[start Entries supplied]

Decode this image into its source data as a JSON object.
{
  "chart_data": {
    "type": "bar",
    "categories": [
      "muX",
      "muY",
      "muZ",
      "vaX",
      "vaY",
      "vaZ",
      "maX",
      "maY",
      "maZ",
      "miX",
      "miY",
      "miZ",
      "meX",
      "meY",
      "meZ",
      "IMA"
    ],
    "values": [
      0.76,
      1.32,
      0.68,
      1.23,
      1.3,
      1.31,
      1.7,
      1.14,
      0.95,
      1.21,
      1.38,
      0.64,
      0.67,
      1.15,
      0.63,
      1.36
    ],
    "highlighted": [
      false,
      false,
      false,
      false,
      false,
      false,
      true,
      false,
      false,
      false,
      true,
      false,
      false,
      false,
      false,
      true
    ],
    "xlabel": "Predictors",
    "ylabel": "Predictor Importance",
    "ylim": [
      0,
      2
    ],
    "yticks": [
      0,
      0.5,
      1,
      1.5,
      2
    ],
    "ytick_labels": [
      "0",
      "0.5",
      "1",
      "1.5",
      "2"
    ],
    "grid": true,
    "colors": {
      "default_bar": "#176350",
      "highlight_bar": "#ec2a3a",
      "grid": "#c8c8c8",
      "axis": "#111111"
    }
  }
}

[end Entries supplied]

- **Short exercise**: Copy out all of the data exactly, leaving nothing out.

- **Exercise answer**:
Decode this image into its source data as a JSON object.
{
  "chart_data": {
    "type": "bar",
    "categories": [
      "muX",
      "muY",
      "muZ",
      "vaX",
      "vaY",
      "vaZ",
      "maX",
      "maY",
      "maZ",
      "miX",
      "miY",
      "miZ",
      "meX",
      "meY",
      "meZ",
      "IMA"
    ],
    "values": [
      0.76,
      1.32,
      0.68,
      1.23,
      1.3,
      1.31,
      1.7,
      1.14,
      0.95,
      1.21,
      1.38,
      0.64,
      0.67,
      1.15,
      0.63,
      1.36
    ],
    "highlighted": [
      false,
      false,
      false,
      false,
      false,
      false,
      true,
      false,
      false,
      false,
      true,
      false,
      false,
      false,
      false,
      true
    ],
    "xlabel": "Predictors",
    "ylabel": "Predictor Importance",
    "ylim": [
      0,
      2
    ],
    "yticks": [
      0,
      0.5,
      1,
      1.5,
      2
    ],
    "ytick_labels": [
      "0",
      "0.5",
      "1",
      "1.5",
      "2"
    ],
    "grid": true,
    "colors": {
      "default_bar": "#176350",
      "highlight_bar": "#ec2a3a",
      "grid": "#c8c8c8",
      "axis": "#111111"
    }
  }
}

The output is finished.